(RECORDS FOR THIS EXERCISE):

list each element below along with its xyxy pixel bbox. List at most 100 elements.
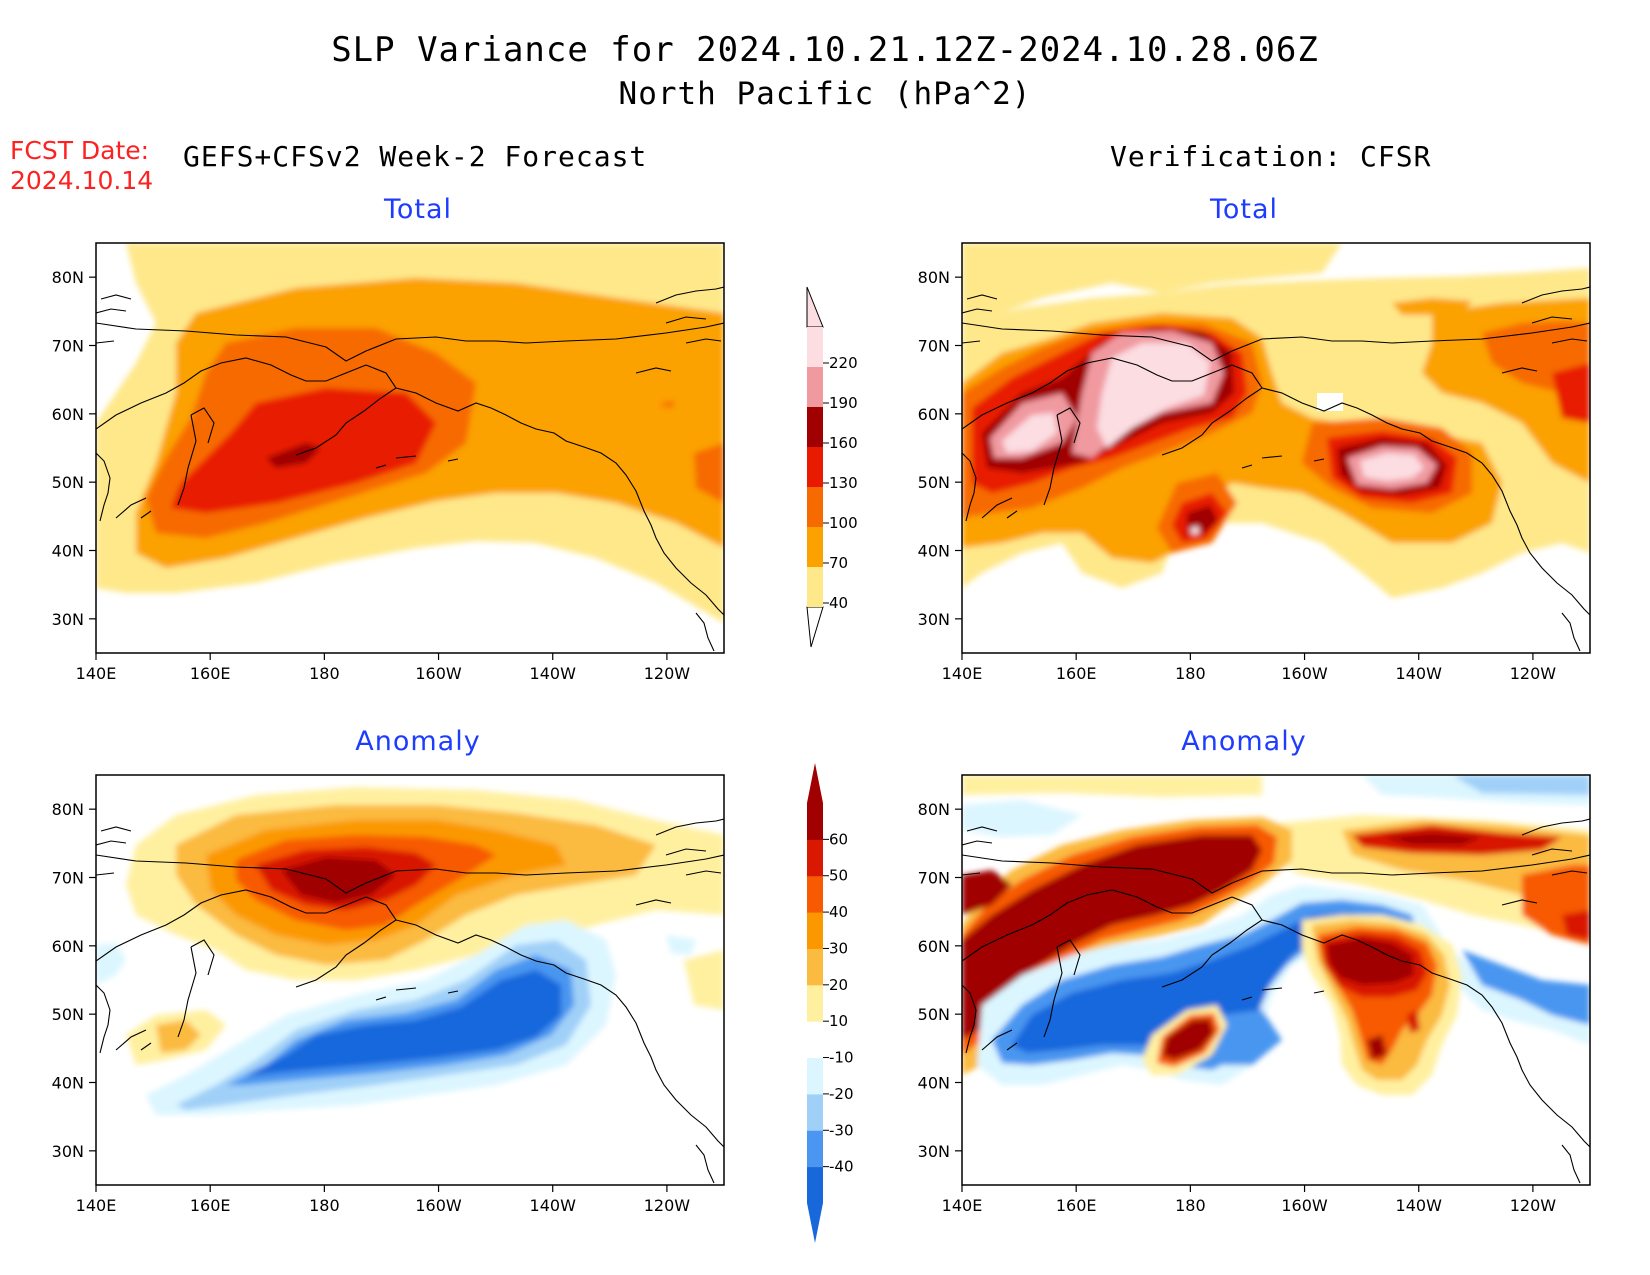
colorbar-anomaly-swatch bbox=[807, 1166, 823, 1204]
panel-title-forecast-anomaly: Anomaly bbox=[355, 726, 481, 757]
lat-tick-label: 30N bbox=[52, 1142, 84, 1161]
colorbar-anomaly-label: -40 bbox=[829, 1158, 854, 1176]
colorbar-total-swatch bbox=[807, 327, 823, 367]
colorbar-total-swatch bbox=[807, 447, 823, 487]
colorbar-anomaly-label: -20 bbox=[829, 1085, 854, 1103]
lat-tick-label: 50N bbox=[918, 473, 950, 492]
lon-tick-label: 120W bbox=[1510, 1196, 1557, 1215]
colorbar-anomaly-swatch bbox=[807, 948, 823, 986]
panel-forecast-anomaly bbox=[95, 774, 725, 1186]
lat-tick-label: 80N bbox=[918, 268, 950, 287]
lat-tick-label: 80N bbox=[918, 800, 950, 819]
lat-tick-label: 60N bbox=[918, 405, 950, 424]
panel-title-forecast-total: Total bbox=[383, 194, 453, 225]
lon-tick-label: 140W bbox=[1396, 1196, 1443, 1215]
colorbar-anomaly-label: 10 bbox=[829, 1012, 848, 1030]
colorbar-anomaly-cap-top bbox=[807, 763, 823, 803]
lon-tick-label: 160E bbox=[190, 664, 231, 683]
panel-title-verification-anomaly: Anomaly bbox=[1181, 726, 1307, 757]
lat-tick-label: 40N bbox=[918, 1074, 950, 1093]
colorbar-anomaly-swatch bbox=[807, 1093, 823, 1131]
lon-tick-label: 180 bbox=[309, 1196, 340, 1215]
colorbar-total-cap-top bbox=[806, 286, 824, 328]
lat-tick-label: 80N bbox=[52, 800, 84, 819]
axes-layer: 140E 160E 180 160W 140W 120W 80N 70N 60N 50N 40N 30… bbox=[52, 268, 1557, 1215]
colorbar-total-label: 160 bbox=[829, 434, 858, 452]
colorbar-total-cap-bottom bbox=[806, 606, 824, 648]
colorbar-anomaly-label: -10 bbox=[829, 1049, 854, 1067]
lon-tick-label: 160W bbox=[415, 1196, 462, 1215]
lon-tick-label: 160E bbox=[1056, 664, 1097, 683]
lon-tick-label: 120W bbox=[644, 1196, 691, 1215]
main-title: SLP Variance for 2024.10.21.12Z-2024.10.… bbox=[331, 30, 1319, 70]
lon-tick-label: 140E bbox=[942, 664, 983, 683]
colorbar-anomaly-label: 50 bbox=[829, 867, 848, 885]
fcst-date-value: 2024.10.14 bbox=[10, 166, 154, 195]
lat-tick-label: 30N bbox=[918, 1142, 950, 1161]
colorbar-anomaly-cap-bottom bbox=[807, 1203, 823, 1243]
lon-tick-label: 140E bbox=[942, 1196, 983, 1215]
colorbar-anomaly-swatch bbox=[807, 875, 823, 913]
lat-tick-label: 50N bbox=[52, 1005, 84, 1024]
lat-tick-label: 70N bbox=[918, 337, 950, 356]
colorbar-total-swatch bbox=[807, 567, 823, 607]
colorbar-anomaly-swatch bbox=[807, 984, 823, 1022]
colorbar-anomaly-swatch bbox=[807, 1021, 823, 1059]
colorbar-anomaly: -40 -30 -20 -10 10 20 30 40 50 60 bbox=[807, 763, 854, 1243]
lat-tick-label: 30N bbox=[52, 610, 84, 629]
lon-tick-label: 120W bbox=[644, 664, 691, 683]
colorbar-total-label: 70 bbox=[829, 554, 848, 572]
lat-tick-label: 70N bbox=[52, 337, 84, 356]
lat-tick-label: 60N bbox=[918, 937, 950, 956]
lat-tick-label: 60N bbox=[52, 937, 84, 956]
lon-tick-label: 160E bbox=[190, 1196, 231, 1215]
lon-tick-label: 180 bbox=[1175, 664, 1206, 683]
colorbar-anomaly-label: 60 bbox=[829, 830, 848, 848]
colorbar-anomaly-swatch bbox=[807, 1130, 823, 1168]
colorbar-total-swatch bbox=[807, 487, 823, 527]
lat-tick-label: 40N bbox=[52, 542, 84, 561]
colorbar-anomaly-swatch bbox=[807, 803, 823, 840]
colorbar-total-swatch bbox=[807, 527, 823, 567]
panel-forecast-total bbox=[95, 242, 725, 654]
lon-tick-label: 160W bbox=[1281, 664, 1328, 683]
lat-tick-label: 30N bbox=[918, 610, 950, 629]
lon-tick-label: 140W bbox=[530, 664, 577, 683]
lon-tick-label: 180 bbox=[1175, 1196, 1206, 1215]
panel-title-verification-total: Total bbox=[1209, 194, 1279, 225]
colorbar-total-label: 130 bbox=[829, 474, 858, 492]
lat-tick-label: 50N bbox=[918, 1005, 950, 1024]
lon-tick-label: 160W bbox=[415, 664, 462, 683]
lat-tick-label: 60N bbox=[52, 405, 84, 424]
colorbar-total-label: 100 bbox=[829, 514, 858, 532]
right-column-title: Verification: CFSR bbox=[1110, 140, 1432, 173]
lon-tick-label: 180 bbox=[309, 664, 340, 683]
lat-tick-label: 50N bbox=[52, 473, 84, 492]
lon-tick-label: 140W bbox=[530, 1196, 577, 1215]
colorbar-total-label: 220 bbox=[829, 354, 858, 372]
colorbar-anomaly-label: 40 bbox=[829, 903, 848, 921]
lat-tick-label: 80N bbox=[52, 268, 84, 287]
colorbar-anomaly-label: 30 bbox=[829, 939, 848, 957]
lat-tick-label: 70N bbox=[918, 869, 950, 888]
colorbar-anomaly-swatch bbox=[807, 839, 823, 877]
left-column-title: GEFS+CFSv2 Week-2 Forecast bbox=[183, 140, 648, 173]
lon-tick-label: 140E bbox=[76, 664, 117, 683]
panel-verification-anomaly bbox=[961, 774, 1591, 1186]
colorbar-anomaly-swatch bbox=[807, 1057, 823, 1095]
lon-tick-label: 160W bbox=[1281, 1196, 1328, 1215]
lon-tick-label: 160E bbox=[1056, 1196, 1097, 1215]
colorbar-total-swatch bbox=[807, 407, 823, 447]
colorbar-total-swatch bbox=[807, 367, 823, 407]
lat-tick-label: 40N bbox=[918, 542, 950, 561]
fcst-date-label: FCST Date: bbox=[10, 136, 150, 165]
colorbar-anomaly-label: -30 bbox=[829, 1121, 854, 1139]
main-subtitle: North Pacific (hPa^2) bbox=[618, 76, 1032, 112]
colorbar-anomaly-label: 20 bbox=[829, 976, 848, 994]
lon-tick-label: 120W bbox=[1510, 664, 1557, 683]
lon-tick-label: 140E bbox=[76, 1196, 117, 1215]
colorbar-anomaly-swatch bbox=[807, 912, 823, 949]
colorbar-total-label: 40 bbox=[829, 594, 848, 612]
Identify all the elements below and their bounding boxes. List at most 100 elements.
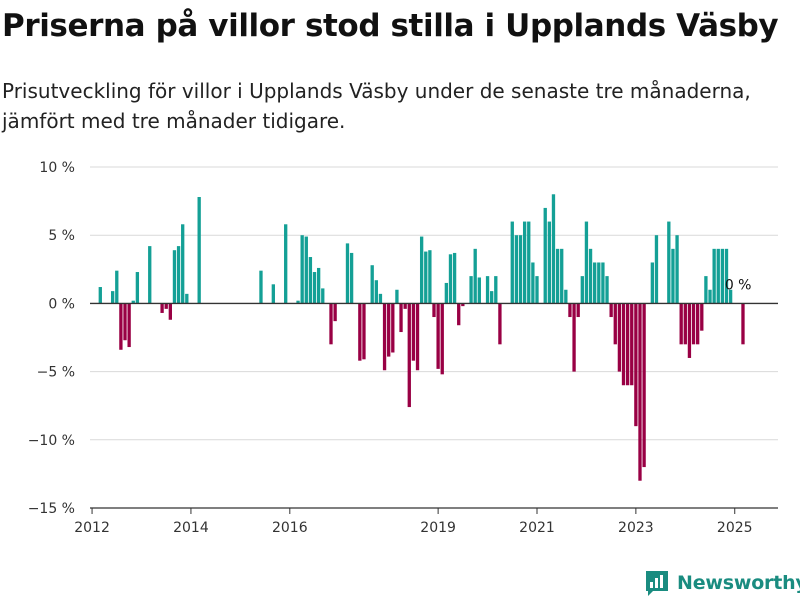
bar <box>440 303 444 375</box>
bar <box>642 303 646 468</box>
bar <box>700 303 704 331</box>
y-tick-label: −15 % <box>28 501 75 517</box>
bar <box>687 303 692 358</box>
bar <box>131 300 135 304</box>
bar <box>518 235 523 304</box>
bar <box>514 235 519 304</box>
bar <box>510 221 514 304</box>
bar <box>403 303 407 309</box>
x-tick-label: 2012 <box>74 520 110 536</box>
y-tick-label: −10 % <box>28 433 75 449</box>
bar <box>444 282 449 304</box>
y-tick-label: 0 % <box>48 296 75 312</box>
last-value-annotation: 0 % <box>725 277 752 293</box>
bar <box>148 246 152 304</box>
grid-lines <box>90 166 778 441</box>
bar <box>473 248 477 304</box>
bar <box>259 270 263 304</box>
bar <box>164 303 168 309</box>
bar <box>597 262 601 304</box>
bar <box>452 252 457 304</box>
bar <box>378 293 383 304</box>
x-tick-label: 2023 <box>618 520 654 536</box>
bar <box>395 289 399 304</box>
bar <box>461 303 465 307</box>
bar <box>284 224 288 304</box>
bar <box>391 303 395 353</box>
bar <box>584 221 589 304</box>
bar <box>110 291 115 304</box>
bar <box>304 236 308 304</box>
y-axis-ticks: 10 % 5 % 0 % −5 % −10 % −15 % <box>28 160 75 517</box>
bar <box>696 303 700 345</box>
x-tick-label: 2016 <box>272 520 308 536</box>
bar <box>333 303 337 322</box>
bar <box>720 248 725 304</box>
bar <box>411 303 416 361</box>
bar <box>321 288 325 304</box>
bar <box>316 267 321 304</box>
x-tick-label: 2019 <box>420 520 456 536</box>
bar <box>568 303 572 318</box>
bar <box>271 284 275 304</box>
bar <box>634 303 638 427</box>
annotations: 0 % <box>725 277 752 293</box>
bar <box>522 221 527 304</box>
chart-subtitle: Prisutveckling för villor i Upplands Väs… <box>2 79 751 133</box>
bar <box>621 303 626 386</box>
bar <box>716 248 720 304</box>
bar <box>654 235 659 304</box>
bars <box>98 194 745 481</box>
bar <box>436 303 440 369</box>
bar <box>374 280 378 304</box>
bar <box>531 262 535 304</box>
bar <box>490 291 494 304</box>
bar <box>370 265 374 304</box>
bar <box>572 303 576 372</box>
bar <box>296 300 300 304</box>
bar <box>576 303 580 318</box>
bar <box>675 235 679 304</box>
bar <box>387 303 391 357</box>
bar <box>494 276 498 304</box>
bar <box>432 303 436 318</box>
bar <box>168 303 172 320</box>
bar <box>98 287 102 304</box>
bar <box>345 243 350 304</box>
bar <box>555 248 560 304</box>
bar <box>469 276 473 304</box>
bar <box>691 303 696 345</box>
bar <box>593 262 597 304</box>
bar <box>399 303 403 333</box>
bar <box>424 251 428 304</box>
bar <box>358 303 362 361</box>
bar <box>564 289 568 304</box>
bar <box>712 248 716 304</box>
y-tick-label: −5 % <box>37 365 75 381</box>
bar <box>527 221 531 304</box>
bar <box>671 248 675 304</box>
x-tick-label: 2014 <box>173 520 209 536</box>
bar <box>308 257 313 304</box>
bar <box>547 221 552 304</box>
bar <box>667 221 671 304</box>
brand-name: Newsworthy <box>677 572 800 594</box>
bar <box>498 303 502 345</box>
x-axis-ticks: 2012 2014 2016 2019 2021 2023 2025 <box>74 508 753 536</box>
bar <box>683 303 687 345</box>
bar <box>419 236 424 304</box>
bar <box>477 277 481 304</box>
bar <box>160 303 164 313</box>
bar <box>127 303 131 348</box>
bar <box>448 254 453 304</box>
x-tick-label: 2021 <box>519 520 555 536</box>
bar <box>415 303 420 371</box>
bar <box>588 248 593 304</box>
bar <box>197 197 201 304</box>
bar <box>485 276 490 304</box>
bar <box>119 303 123 350</box>
bar <box>428 250 432 304</box>
bar <box>601 262 605 304</box>
bar <box>679 303 683 345</box>
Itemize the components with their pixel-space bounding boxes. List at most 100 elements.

(YOUR GOAL):
Revise the stretch of the listing from the line containing "colorbar-anomaly-swatch bbox=[807, 1166, 823, 1204]" through the line containing "lat-tick-label: 60N bbox=[918, 405, 950, 424]", changing "lat-tick-label" to "latitude-tick-label" and leaving everything else as it is. Give only those revised lines.

(RESPONSE):
colorbar-anomaly-swatch bbox=[807, 1166, 823, 1204]
panel-title-forecast-anomaly: Anomaly bbox=[355, 726, 481, 757]
latitude-tick-label: 30N bbox=[52, 1142, 84, 1161]
colorbar-anomaly-label: -40 bbox=[829, 1158, 854, 1176]
colorbar-total-swatch bbox=[807, 327, 823, 367]
colorbar-total-swatch bbox=[807, 447, 823, 487]
colorbar-anomaly-label: -20 bbox=[829, 1085, 854, 1103]
latitude-tick-label: 50N bbox=[918, 473, 950, 492]
lon-tick-label: 120W bbox=[1510, 1196, 1557, 1215]
colorbar-anomaly-swatch bbox=[807, 948, 823, 986]
panel-forecast-anomaly bbox=[95, 774, 725, 1186]
latitude-tick-label: 80N bbox=[918, 268, 950, 287]
latitude-tick-label: 80N bbox=[918, 800, 950, 819]
latitude-tick-label: 60N bbox=[918, 405, 950, 424]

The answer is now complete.